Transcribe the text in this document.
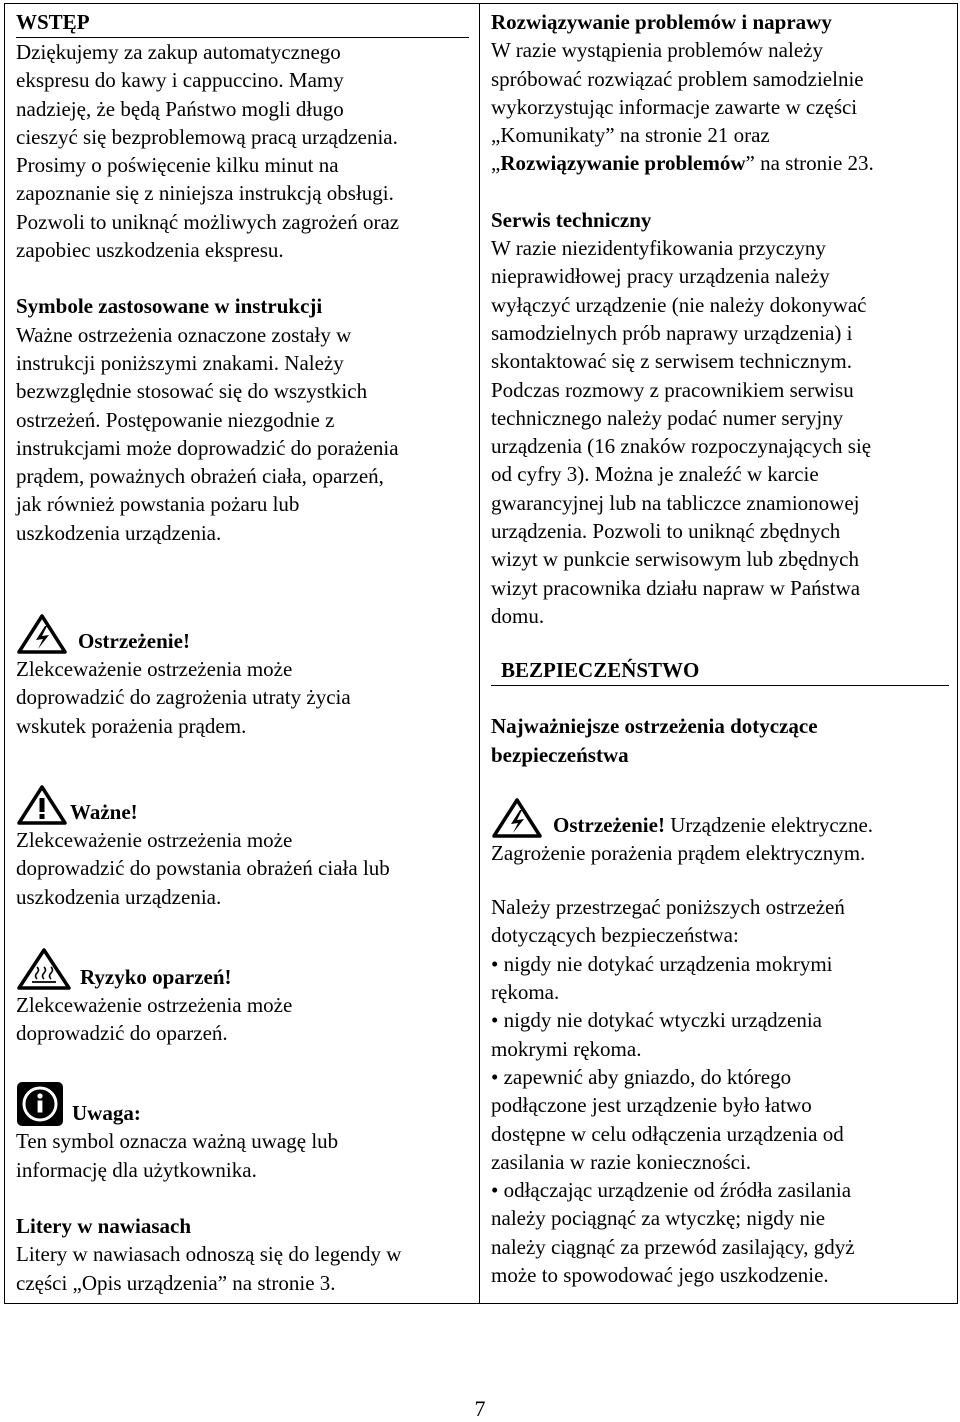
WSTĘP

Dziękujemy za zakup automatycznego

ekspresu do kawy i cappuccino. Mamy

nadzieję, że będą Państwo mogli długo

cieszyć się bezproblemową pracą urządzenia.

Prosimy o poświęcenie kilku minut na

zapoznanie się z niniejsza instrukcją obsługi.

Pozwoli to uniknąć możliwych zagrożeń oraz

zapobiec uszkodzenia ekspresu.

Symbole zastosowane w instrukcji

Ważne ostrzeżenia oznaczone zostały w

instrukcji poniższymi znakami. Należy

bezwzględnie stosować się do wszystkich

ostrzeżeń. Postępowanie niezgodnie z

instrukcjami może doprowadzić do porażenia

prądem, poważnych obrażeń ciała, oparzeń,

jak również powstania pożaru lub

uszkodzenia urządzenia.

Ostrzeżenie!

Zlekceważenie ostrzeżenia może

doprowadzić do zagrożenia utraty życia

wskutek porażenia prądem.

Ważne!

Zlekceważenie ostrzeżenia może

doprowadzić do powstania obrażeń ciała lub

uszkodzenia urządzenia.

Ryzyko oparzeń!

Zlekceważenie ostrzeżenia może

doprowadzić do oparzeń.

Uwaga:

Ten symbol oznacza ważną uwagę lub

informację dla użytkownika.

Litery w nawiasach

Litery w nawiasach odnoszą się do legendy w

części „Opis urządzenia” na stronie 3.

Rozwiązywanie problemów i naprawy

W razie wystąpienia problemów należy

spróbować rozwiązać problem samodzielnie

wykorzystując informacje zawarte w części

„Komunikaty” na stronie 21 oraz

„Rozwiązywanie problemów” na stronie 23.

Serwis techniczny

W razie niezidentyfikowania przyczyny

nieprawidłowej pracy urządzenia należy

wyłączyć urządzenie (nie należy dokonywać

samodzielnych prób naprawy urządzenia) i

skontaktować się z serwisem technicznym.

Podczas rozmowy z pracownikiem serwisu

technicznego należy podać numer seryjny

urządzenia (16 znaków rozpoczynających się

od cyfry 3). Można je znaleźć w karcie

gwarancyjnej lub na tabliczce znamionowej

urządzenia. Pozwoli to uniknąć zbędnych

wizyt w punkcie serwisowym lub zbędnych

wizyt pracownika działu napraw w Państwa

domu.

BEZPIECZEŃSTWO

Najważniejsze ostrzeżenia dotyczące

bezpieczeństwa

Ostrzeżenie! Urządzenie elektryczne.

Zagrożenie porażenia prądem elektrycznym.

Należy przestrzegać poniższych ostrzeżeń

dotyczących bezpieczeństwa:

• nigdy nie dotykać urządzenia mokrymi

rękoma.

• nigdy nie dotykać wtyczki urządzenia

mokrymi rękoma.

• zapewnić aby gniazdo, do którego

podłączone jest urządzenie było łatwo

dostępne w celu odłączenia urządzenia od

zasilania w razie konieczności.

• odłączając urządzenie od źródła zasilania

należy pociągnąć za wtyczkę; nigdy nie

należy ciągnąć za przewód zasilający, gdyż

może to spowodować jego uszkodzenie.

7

━━━━━━━━━━

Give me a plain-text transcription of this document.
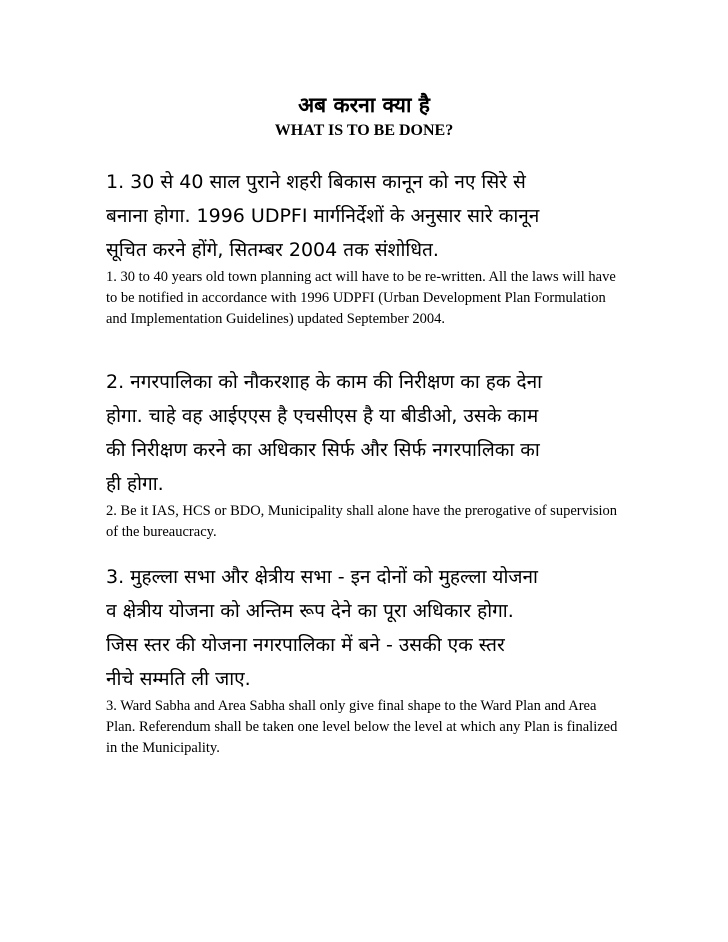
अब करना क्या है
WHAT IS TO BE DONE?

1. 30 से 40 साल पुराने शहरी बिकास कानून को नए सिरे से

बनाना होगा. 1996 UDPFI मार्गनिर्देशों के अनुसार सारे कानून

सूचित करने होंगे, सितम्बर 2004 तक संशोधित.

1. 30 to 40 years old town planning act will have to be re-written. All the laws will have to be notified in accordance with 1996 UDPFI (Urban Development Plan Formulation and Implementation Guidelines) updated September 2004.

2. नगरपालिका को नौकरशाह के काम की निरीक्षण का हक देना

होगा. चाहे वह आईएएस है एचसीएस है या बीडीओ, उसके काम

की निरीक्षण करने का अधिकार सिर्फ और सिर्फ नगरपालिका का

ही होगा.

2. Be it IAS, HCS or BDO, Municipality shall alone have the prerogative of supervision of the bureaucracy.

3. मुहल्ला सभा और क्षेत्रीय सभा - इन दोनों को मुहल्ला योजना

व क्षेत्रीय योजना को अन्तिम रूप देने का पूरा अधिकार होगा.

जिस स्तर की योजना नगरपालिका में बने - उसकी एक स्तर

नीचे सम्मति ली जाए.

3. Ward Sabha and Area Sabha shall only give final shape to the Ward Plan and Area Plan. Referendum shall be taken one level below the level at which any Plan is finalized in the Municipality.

━━━━━━━━━━

Each line holding "this" must be found and copied.

Transcribe the text in this document.
Give me a plain-text transcription of this document.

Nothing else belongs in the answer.